| Instructions to follow |
Count lines with "welches" in them. Report only the total.

--- BEGIN Data shown ---

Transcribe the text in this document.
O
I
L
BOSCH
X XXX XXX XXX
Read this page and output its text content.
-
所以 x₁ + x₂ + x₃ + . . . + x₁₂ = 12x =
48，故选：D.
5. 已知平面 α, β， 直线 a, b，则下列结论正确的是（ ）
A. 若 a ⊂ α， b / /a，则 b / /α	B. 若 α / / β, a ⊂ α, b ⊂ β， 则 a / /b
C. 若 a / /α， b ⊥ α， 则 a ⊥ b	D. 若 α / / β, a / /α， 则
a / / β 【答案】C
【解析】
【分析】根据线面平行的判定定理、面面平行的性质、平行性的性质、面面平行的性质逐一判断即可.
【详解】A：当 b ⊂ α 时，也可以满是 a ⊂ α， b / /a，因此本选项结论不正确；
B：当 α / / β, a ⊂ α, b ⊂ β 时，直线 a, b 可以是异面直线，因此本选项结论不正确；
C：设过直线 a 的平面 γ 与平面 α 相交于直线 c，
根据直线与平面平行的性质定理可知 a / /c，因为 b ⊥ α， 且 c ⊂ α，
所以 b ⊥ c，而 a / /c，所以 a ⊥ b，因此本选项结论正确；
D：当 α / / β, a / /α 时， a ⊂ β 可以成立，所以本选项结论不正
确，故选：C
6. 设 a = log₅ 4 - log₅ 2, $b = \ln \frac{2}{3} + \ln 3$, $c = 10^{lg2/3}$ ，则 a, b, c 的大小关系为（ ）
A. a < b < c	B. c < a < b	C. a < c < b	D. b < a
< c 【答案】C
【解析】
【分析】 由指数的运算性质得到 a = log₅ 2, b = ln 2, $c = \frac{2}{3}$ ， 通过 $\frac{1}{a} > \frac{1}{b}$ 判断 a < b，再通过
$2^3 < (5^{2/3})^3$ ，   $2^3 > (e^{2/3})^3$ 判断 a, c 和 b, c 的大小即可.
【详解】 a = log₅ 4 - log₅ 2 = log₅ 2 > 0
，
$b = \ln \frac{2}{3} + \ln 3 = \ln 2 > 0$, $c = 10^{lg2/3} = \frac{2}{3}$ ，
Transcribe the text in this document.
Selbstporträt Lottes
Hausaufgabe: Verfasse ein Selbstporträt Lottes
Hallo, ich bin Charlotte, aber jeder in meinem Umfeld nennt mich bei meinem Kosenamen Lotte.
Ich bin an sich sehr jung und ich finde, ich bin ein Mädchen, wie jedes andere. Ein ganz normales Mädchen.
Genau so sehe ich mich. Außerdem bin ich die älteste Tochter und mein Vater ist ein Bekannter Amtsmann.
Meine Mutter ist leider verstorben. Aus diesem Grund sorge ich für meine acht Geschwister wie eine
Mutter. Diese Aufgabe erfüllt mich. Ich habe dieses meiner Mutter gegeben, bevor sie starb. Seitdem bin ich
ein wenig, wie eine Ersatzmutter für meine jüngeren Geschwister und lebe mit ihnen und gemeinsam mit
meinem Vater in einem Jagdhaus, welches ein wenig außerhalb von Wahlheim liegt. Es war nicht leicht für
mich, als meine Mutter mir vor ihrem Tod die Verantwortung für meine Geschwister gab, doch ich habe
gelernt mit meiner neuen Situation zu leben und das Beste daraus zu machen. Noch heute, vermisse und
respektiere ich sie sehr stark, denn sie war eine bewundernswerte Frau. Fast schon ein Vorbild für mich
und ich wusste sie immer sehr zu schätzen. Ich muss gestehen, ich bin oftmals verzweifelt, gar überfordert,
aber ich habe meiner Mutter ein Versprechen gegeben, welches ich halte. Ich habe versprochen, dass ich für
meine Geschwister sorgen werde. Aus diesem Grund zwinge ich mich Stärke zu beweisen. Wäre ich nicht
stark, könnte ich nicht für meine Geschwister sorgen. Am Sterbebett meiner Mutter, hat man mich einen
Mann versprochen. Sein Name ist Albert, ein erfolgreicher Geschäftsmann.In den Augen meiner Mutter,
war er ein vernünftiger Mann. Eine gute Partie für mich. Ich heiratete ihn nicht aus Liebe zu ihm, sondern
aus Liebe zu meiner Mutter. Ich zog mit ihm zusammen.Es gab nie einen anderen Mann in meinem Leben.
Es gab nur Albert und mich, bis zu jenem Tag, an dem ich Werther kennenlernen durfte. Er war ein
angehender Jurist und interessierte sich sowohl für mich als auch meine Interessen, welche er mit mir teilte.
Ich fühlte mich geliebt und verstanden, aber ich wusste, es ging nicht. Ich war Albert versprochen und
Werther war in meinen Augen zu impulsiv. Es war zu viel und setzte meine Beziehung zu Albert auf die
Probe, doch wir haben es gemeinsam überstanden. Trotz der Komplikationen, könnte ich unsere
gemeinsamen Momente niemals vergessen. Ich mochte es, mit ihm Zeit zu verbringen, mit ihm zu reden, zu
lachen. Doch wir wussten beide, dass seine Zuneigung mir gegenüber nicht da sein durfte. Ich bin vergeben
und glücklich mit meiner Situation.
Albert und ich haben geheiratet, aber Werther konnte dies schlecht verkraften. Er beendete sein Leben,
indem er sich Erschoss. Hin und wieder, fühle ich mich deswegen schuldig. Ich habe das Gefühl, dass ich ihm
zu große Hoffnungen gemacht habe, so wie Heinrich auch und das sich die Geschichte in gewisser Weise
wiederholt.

--- END Data shown ---

| Task result |
2